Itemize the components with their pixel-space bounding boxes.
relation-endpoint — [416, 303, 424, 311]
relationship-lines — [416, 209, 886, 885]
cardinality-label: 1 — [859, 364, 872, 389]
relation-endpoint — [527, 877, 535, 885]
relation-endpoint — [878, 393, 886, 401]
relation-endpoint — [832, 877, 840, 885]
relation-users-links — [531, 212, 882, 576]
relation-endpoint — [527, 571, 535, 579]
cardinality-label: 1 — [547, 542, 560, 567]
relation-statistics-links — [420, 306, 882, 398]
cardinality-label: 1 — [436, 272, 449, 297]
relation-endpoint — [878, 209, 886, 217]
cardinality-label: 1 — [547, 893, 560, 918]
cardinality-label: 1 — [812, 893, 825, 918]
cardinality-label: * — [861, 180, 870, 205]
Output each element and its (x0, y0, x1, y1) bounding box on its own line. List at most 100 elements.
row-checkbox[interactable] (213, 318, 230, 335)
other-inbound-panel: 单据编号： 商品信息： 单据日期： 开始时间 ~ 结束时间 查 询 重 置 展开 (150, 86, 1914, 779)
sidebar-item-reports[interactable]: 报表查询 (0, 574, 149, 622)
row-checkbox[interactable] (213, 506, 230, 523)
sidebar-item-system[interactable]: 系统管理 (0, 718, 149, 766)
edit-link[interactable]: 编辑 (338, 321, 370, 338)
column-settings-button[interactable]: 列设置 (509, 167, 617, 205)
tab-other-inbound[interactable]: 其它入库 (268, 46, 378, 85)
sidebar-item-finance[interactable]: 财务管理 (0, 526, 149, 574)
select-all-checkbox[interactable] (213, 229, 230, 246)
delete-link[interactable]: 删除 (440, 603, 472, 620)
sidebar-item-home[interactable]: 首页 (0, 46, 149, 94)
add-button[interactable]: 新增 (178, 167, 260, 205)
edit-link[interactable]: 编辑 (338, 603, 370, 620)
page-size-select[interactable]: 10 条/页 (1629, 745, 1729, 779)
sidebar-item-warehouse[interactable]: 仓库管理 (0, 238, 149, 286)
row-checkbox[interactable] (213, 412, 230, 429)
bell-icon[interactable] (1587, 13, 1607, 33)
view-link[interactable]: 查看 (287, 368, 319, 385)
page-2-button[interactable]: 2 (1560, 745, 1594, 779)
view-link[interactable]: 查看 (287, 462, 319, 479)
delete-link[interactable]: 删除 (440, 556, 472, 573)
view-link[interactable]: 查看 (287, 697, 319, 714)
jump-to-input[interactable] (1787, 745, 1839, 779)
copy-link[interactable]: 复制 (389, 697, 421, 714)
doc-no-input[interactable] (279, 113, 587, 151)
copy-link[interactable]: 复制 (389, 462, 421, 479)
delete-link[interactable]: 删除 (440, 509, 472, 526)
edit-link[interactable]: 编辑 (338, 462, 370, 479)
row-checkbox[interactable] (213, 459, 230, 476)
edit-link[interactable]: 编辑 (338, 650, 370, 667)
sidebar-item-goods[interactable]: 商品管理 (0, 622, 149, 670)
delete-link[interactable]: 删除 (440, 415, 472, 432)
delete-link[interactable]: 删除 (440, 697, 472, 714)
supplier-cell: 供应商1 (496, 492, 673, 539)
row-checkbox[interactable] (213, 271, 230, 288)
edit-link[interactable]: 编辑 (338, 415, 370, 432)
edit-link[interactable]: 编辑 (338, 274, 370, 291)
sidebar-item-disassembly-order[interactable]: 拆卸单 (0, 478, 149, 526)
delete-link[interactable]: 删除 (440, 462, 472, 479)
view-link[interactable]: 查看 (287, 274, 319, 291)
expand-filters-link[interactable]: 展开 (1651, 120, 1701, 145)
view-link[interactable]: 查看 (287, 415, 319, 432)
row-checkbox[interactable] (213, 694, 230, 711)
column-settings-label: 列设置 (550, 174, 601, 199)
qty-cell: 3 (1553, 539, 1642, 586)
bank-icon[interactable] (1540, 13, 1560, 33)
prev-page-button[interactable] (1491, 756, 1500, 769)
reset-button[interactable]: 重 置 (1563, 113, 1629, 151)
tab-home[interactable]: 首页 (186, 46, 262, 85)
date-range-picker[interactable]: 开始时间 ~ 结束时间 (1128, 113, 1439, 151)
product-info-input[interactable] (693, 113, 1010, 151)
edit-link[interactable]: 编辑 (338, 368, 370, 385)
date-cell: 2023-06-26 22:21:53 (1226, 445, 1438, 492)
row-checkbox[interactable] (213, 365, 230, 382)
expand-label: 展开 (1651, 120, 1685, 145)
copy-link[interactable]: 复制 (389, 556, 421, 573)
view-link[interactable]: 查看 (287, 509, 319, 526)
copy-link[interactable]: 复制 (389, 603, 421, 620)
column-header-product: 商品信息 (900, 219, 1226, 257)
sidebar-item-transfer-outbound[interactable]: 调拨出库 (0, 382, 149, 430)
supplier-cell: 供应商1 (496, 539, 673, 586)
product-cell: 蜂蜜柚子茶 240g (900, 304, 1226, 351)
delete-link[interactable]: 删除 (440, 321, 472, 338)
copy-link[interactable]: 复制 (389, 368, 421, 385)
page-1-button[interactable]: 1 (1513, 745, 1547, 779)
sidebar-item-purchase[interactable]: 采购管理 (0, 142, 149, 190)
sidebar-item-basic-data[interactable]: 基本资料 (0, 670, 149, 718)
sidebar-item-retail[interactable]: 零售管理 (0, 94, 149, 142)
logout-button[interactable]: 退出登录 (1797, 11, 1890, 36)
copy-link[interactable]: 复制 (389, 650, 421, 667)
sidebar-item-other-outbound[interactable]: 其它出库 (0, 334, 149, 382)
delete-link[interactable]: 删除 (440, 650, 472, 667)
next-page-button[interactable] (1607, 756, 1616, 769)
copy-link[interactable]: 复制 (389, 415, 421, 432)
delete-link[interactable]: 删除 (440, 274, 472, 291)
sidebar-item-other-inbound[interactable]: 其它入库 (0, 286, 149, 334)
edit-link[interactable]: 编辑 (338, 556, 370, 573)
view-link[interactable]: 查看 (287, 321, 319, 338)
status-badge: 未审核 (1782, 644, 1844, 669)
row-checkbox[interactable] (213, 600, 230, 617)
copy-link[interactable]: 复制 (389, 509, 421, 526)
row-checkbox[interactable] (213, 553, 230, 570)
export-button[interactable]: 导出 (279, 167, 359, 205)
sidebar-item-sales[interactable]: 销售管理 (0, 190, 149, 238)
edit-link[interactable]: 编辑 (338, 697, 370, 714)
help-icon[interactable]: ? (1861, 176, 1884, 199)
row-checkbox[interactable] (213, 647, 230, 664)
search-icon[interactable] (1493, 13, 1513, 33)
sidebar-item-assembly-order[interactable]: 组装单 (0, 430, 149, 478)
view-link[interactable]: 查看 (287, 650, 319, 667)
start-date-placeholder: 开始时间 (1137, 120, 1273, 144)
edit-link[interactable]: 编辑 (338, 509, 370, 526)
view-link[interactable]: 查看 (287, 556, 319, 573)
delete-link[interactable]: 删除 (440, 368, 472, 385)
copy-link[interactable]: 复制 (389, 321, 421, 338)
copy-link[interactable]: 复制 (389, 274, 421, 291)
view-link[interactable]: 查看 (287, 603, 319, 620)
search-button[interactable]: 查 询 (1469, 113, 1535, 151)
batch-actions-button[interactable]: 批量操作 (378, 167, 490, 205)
---
*Directions*
Gather every line in the rows above that contains the string "outbound", matching its case exactly.

*Answer to this problem*
sidebar-item-transfer-outbound[interactable]: 调拨出库 (0, 382, 149, 430)
sidebar-item-other-outbound[interactable]: 其它出库 (0, 334, 149, 382)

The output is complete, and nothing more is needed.